++++ Source document
At the start of the 2003–04 season, Hašek made the startling decision to come out of retirement and return to the Red Wings. Curtis Joseph was still being paid $8 million a year and, due to his hefty contract, was not likely to be traded or picked up by a team. While Legace was initially going to be the 3rd goalie behind two elite goaltenders, the Red Wings opted to send Joseph to the minors while Legace served as Hašek's backup. Hašek, however, was not properly conditioned for a return to the NHL. Minor injuries and inconsistent play from Hašek thrust Legace into the starting role. Injuries to both Hašek and Legace opened the door for the Red Wings to call up Joseph from the minors, along with Joey MacDonald to serve as his backup. When Legace returned from injury, MacDonald was sent back to the minors while Legace and Joseph ended up serving as Detroit's goaltending tandem for the remainder of the season, as Hašek opted not to return to the team from injury. An injury to Joseph late in the season found Legace temporarily working with minor-league goaltender Marc Lamothe, but Lamothe was returned to the AHL's Grand Rapids Griffins when Joseph returned to the roster.

Due to Legace's strong play during the regular season, he was announced as Detroit's starting goaltender for the start of the 2004 Stanley Cup Playoffs. The Red Wings faced the Nashville Predators in the opening round of the 2004 playoffs. While Legace won the first two games, he did not perform up to team expectations and was pulled in the middle of the fourth game in favor of Joseph, who ended up backstopping for the remainder of the series. The Red Wings won the series but lost the next series against the Calgary Flames.

Legace briefly played in Russia during the 2004–05 NHL lockout, but eventually sat the rest of the season out, preferring to be close to his family in the States. Legace was the NHLPA Representative for the Detroit Red Wings until 2005, when the role was assumed by Nicklas Lidström. Legace has since become a vocal critic of both the league and the players' union, especially in regard to how both sides handled the 2004–05 NHL lockout.

For the 2005–06 season, Chris Osgood was re-signed by the Red Wings to compete with Legace for the starting job. However, due to Osgood's injuries and general lack of conditioning, Legace was awarded the starting goaltender role for the Detroit Red Wings. By October 2005 with the Red Wings defeating the Chicago Blackhawks 5–2, Legace set the record for the most wins by a goaltender in the month of October (10–1).

He would finish the regular season with a record of 37–8–3, helping lead the Red Wings to the Presidents' Trophy as the NHL's best regular season team by far.

===St. Louis Blues===
Prior to Detroit's elimination from the 2006 playoffs, Legace indicated to the media that if Detroit failed to win the opening round of the playoffs, he would not be returning to the team. The Red Wings fell to the Edmonton Oilers in six games. On June 10, 2006, Red Wings general manager Ken Holland announced that Legace would not be offered a contract, thus making him a free agent. Legace signed a one-year contract with Wings' division-rivals, the St. Louis Blues on August 8, 2006. In his first season with the Blues Legace played in 45 games, posting a 23–15–5 record. His season was cut short due to a mid-season concussion and season-ending knee surgery, but his play was solid enough to earn him a two-year contract extension with the Blues on February 24, 2007.
++++++++
◆ **What this exercise asks**
#1 Summarize the passage on Legace's goaltending career in two sentences.
#2 Write the next part of the passage on Legace's goaltending career, starting after its final sentence.
++++ Record extracts
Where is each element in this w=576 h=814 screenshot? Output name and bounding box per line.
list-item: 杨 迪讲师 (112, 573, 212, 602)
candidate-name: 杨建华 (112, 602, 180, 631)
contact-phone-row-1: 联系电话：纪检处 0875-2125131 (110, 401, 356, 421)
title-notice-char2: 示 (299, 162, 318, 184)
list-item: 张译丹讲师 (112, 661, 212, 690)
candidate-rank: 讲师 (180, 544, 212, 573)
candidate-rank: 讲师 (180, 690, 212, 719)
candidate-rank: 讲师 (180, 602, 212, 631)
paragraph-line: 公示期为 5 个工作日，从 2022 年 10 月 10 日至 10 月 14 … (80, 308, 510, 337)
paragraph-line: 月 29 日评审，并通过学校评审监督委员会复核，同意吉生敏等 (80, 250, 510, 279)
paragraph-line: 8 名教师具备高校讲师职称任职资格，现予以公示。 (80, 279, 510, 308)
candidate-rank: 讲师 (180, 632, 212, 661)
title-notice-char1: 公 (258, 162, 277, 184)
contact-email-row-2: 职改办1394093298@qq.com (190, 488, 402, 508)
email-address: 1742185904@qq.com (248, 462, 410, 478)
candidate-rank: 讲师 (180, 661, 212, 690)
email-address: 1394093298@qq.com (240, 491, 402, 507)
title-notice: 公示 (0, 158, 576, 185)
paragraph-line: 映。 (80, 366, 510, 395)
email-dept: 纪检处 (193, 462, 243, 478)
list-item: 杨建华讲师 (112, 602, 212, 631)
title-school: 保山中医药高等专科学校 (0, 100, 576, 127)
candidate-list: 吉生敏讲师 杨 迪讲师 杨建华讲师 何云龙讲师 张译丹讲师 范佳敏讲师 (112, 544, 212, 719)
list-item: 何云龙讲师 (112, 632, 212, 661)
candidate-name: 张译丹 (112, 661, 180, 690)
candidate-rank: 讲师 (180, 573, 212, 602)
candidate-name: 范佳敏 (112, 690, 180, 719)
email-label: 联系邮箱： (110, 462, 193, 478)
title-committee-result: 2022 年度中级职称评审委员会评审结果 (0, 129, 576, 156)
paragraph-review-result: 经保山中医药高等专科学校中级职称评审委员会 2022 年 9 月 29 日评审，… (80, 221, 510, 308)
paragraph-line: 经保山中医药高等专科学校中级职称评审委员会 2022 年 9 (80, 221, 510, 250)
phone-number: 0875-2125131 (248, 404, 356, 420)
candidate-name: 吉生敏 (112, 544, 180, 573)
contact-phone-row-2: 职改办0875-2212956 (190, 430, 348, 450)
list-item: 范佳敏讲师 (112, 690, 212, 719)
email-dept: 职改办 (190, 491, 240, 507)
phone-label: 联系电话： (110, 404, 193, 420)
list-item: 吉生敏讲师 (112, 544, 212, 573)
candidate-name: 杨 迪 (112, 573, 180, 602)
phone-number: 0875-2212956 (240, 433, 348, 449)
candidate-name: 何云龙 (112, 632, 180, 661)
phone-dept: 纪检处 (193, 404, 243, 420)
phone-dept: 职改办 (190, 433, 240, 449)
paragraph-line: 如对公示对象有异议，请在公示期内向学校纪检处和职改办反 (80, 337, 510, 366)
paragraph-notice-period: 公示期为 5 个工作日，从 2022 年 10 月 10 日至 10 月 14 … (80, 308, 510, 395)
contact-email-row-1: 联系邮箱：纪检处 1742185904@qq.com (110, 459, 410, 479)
++++++++
◆ **Numbered answers**
#1 After Hašek returned to the Red Wings for 2003–04, his minor injuries and inconsistent play moved Legace into the starting role, and Legace began the 2004 playoffs as Detroit's starter before being pulled in favor of Joseph during the opening series against Nashville. Legace won the starting job again in 2005–06 and finished the regular season 37–8–3, and after Detroit declined to offer him a contract in 2006, he signed with the St. Louis Blues, who gave him a two-year extension on February 24, 2007.

#2
Legace enjoyed success with St. Louis in the 2007–08 season, and was named to the 2008 NHL All-Star Game. Despite Legace's numbers, the Blues failed to qualify for the playoffs for the third consecutive season. In the 2008–09 season, Legace shared starting duties with Chris Mason to begin the season. After failing to repeat his previous season efforts the Blues placed Legace on waivers on February 6, 2009. Legace was then demoted to the team's AHL affiliate Peoria Rivermen for the remainder of the season and helped the Rivermen reach the playoffs. Manny admitted later that there was animosity between him and the Blues management.

=== Carolina Hurricanes ===
On November 9, 2009, Legace signed a one-year contract with the Carolina Hurricanes. The two-way deal paid Legace $500,000 to play in the NHL level and $105,000 to play at the AHL level. His first game with the Carolina Hurricanes was on November 11, 2009, against the Los Angeles Kings, where they fell 5–2 in Raleigh at the RBC Center.

===Later years ===
On September 26, 2010, the New York Islanders announced they signed Legace to a PTO. he was released a few weeks later. For the remainder of the 2010–11 season, Legace played in the Deutsche Eishockey Liga (DEL) in Germany for the Iserlohn Roosters, with whom he had a one-year contract.

During the 2011 pre-season, Legace made two exhibition appearances for the Vancouver Canucks on a Professional Tryout basis before being released by the team on September 23. A week later, on September 30, 2011, Legace signed a Professional Tryout contract (PTO) with the San Antonio Rampage of the AHL, the minor league affiliate of the Florida Panthers of the National Hockey League. Legace started for the Rampage for the first game of the season vs. the Chicago Wolves, but after approximately 10 minutes he was plowed into by Chicago forward Mike Duco, resulting in an undisclosed leg injury. He would not return to the ice for San Antonio again. On October 20, 2011, he signed a Professional Tryout contract (PTO) with the Springfield Falcons, the minor league affiliate of the Columbus Blue Jackets and the team he played for in the mid-1990s. Legace finished his career as the backup goaltender in Springfield, after which he briefly served as an intern in the Columbus front office.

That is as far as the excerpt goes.